>> Begin Data shown

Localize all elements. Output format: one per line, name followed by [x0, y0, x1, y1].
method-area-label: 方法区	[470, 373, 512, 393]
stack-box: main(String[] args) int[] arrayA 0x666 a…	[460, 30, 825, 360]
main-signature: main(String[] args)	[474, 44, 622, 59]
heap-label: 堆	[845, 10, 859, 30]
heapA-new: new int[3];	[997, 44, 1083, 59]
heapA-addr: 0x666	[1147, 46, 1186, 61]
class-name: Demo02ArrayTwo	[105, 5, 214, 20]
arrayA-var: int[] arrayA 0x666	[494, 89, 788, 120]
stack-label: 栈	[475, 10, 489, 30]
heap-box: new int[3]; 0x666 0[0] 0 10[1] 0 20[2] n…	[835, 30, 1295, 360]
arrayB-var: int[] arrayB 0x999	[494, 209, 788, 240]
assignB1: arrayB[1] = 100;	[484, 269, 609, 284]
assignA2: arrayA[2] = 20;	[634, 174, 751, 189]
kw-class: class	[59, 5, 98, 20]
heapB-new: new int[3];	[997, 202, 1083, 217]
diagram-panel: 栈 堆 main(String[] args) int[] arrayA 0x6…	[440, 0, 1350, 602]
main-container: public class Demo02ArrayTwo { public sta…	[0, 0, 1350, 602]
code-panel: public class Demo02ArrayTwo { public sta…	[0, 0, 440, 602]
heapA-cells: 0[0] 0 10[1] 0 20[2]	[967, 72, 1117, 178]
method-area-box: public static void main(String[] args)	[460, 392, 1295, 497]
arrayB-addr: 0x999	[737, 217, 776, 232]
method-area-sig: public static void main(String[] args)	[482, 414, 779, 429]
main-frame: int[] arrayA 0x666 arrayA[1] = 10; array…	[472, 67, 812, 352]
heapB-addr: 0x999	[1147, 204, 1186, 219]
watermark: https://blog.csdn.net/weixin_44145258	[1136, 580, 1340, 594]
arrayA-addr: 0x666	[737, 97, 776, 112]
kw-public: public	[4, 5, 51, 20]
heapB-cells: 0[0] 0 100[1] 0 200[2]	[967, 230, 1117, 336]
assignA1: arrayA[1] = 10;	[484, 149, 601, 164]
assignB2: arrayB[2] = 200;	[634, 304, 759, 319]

>> End Data shown

Pick out every row above that contains the string "panel", and copy each one. Letter case must match.

diagram-panel: 栈 堆 main(String[] args) int[] arrayA 0x6…	[440, 0, 1350, 602]
code-panel: public class Demo02ArrayTwo { public sta…	[0, 0, 440, 602]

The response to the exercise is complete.